** Task goal **
Each entry needs to be restated exactly as written.

┌────────

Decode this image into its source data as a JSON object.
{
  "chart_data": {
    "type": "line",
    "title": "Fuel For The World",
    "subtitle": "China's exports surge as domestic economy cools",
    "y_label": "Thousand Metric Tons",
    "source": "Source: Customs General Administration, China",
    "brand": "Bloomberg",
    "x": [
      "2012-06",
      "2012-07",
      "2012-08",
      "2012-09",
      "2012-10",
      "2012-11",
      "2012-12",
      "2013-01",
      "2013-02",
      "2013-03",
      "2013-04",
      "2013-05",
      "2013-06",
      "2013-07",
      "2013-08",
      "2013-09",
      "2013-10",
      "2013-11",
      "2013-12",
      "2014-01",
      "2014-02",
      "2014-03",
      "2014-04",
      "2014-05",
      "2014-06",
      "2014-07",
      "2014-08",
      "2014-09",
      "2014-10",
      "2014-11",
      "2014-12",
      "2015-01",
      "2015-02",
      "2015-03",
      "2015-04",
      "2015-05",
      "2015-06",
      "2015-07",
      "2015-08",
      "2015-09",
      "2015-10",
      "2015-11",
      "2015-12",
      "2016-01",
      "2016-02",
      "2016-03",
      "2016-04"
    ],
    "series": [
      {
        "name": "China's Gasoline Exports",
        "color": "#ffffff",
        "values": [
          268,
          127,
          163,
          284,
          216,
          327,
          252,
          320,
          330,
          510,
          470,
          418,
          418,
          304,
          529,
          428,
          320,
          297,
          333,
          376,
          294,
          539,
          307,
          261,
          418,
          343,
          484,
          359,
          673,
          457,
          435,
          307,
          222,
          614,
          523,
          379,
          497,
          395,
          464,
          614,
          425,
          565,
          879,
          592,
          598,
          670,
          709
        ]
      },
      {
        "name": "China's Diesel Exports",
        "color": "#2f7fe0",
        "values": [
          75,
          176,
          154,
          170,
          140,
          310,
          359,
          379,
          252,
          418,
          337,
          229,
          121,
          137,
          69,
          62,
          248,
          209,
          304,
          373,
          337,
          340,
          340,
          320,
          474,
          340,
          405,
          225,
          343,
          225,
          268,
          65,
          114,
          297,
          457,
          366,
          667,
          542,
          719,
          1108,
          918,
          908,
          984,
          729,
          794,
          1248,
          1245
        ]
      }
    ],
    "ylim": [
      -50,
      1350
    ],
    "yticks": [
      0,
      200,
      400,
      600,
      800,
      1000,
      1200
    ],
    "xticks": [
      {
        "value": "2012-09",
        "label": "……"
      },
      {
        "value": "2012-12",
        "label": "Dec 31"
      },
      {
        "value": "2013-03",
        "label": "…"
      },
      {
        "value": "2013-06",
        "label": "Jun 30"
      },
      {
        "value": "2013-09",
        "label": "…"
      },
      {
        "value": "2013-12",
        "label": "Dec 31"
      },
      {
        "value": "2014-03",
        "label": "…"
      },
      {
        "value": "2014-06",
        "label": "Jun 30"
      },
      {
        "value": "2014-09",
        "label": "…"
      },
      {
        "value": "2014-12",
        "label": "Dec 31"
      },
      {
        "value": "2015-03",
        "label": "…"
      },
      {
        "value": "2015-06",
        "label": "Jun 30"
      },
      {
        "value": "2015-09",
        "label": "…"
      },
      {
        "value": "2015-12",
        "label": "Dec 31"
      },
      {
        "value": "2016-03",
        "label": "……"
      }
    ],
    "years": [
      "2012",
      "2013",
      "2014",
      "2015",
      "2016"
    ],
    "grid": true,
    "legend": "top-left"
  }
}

└────────

** Answer to the problem **
Decode this image into its source data as a JSON object.
{
  "chart_data": {
    "type": "line",
    "title": "Fuel For The World",
    "subtitle": "China's exports surge as domestic economy cools",
    "y_label": "Thousand Metric Tons",
    "source": "Source: Customs General Administration, China",
    "brand": "Bloomberg",
    "x": [
      "2012-06",
      "2012-07",
      "2012-08",
      "2012-09",
      "2012-10",
      "2012-11",
      "2012-12",
      "2013-01",
      "2013-02",
      "2013-03",
      "2013-04",
      "2013-05",
      "2013-06",
      "2013-07",
      "2013-08",
      "2013-09",
      "2013-10",
      "2013-11",
      "2013-12",
      "2014-01",
      "2014-02",
      "2014-03",
      "2014-04",
      "2014-05",
      "2014-06",
      "2014-07",
      "2014-08",
      "2014-09",
      "2014-10",
      "2014-11",
      "2014-12",
      "2015-01",
      "2015-02",
      "2015-03",
      "2015-04",
      "2015-05",
      "2015-06",
      "2015-07",
      "2015-08",
      "2015-09",
      "2015-10",
      "2015-11",
      "2015-12",
      "2016-01",
      "2016-02",
      "2016-03",
      "2016-04"
    ],
    "series": [
      {
        "name": "China's Gasoline Exports",
        "color": "#ffffff",
        "values": [
          268,
          127,
          163,
          284,
          216,
          327,
          252,
          320,
          330,
          510,
          470,
          418,
          418,
          304,
          529,
          428,
          320,
          297,
          333,
          376,
          294,
          539,
          307,
          261,
          418,
          343,
          484,
          359,
          673,
          457,
          435,
          307,
          222,
          614,
          523,
          379,
          497,
          395,
          464,
          614,
          425,
          565,
          879,
          592,
          598,
          670,
          709
        ]
      },
      {
        "name": "China's Diesel Exports",
        "color": "#2f7fe0",
        "values": [
          75,
          176,
          154,
          170,
          140,
          310,
          359,
          379,
          252,
          418,
          337,
          229,
          121,
          137,
          69,
          62,
          248,
          209,
          304,
          373,
          337,
          340,
          340,
          320,
          474,
          340,
          405,
          225,
          343,
          225,
          268,
          65,
          114,
          297,
          457,
          366,
          667,
          542,
          719,
          1108,
          918,
          908,
          984,
          729,
          794,
          1248,
          1245
        ]
      }
    ],
    "ylim": [
      -50,
      1350
    ],
    "yticks": [
      0,
      200,
      400,
      600,
      800,
      1000,
      1200
    ],
    "xticks": [
      {
        "value": "2012-09",
        "label": "……"
      },
      {
        "value": "2012-12",
        "label": "Dec 31"
      },
      {
        "value": "2013-03",
        "label": "…"
      },
      {
        "value": "2013-06",
        "label": "Jun 30"
      },
      {
        "value": "2013-09",
        "label": "…"
      },
      {
        "value": "2013-12",
        "label": "Dec 31"
      },
      {
        "value": "2014-03",
        "label": "…"
      },
      {
        "value": "2014-06",
        "label": "Jun 30"
      },
      {
        "value": "2014-09",
        "label": "…"
      },
      {
        "value": "2014-12",
        "label": "Dec 31"
      },
      {
        "value": "2015-03",
        "label": "…"
      },
      {
        "value": "2015-06",
        "label": "Jun 30"
      },
      {
        "value": "2015-09",
        "label": "…"
      },
      {
        "value": "2015-12",
        "label": "Dec 31"
      },
      {
        "value": "2016-03",
        "label": "……"
      }
    ],
    "years": [
      "2012",
      "2013",
      "2014",
      "2015",
      "2016"
    ],
    "grid": true,
    "legend": "top-left"
  }
}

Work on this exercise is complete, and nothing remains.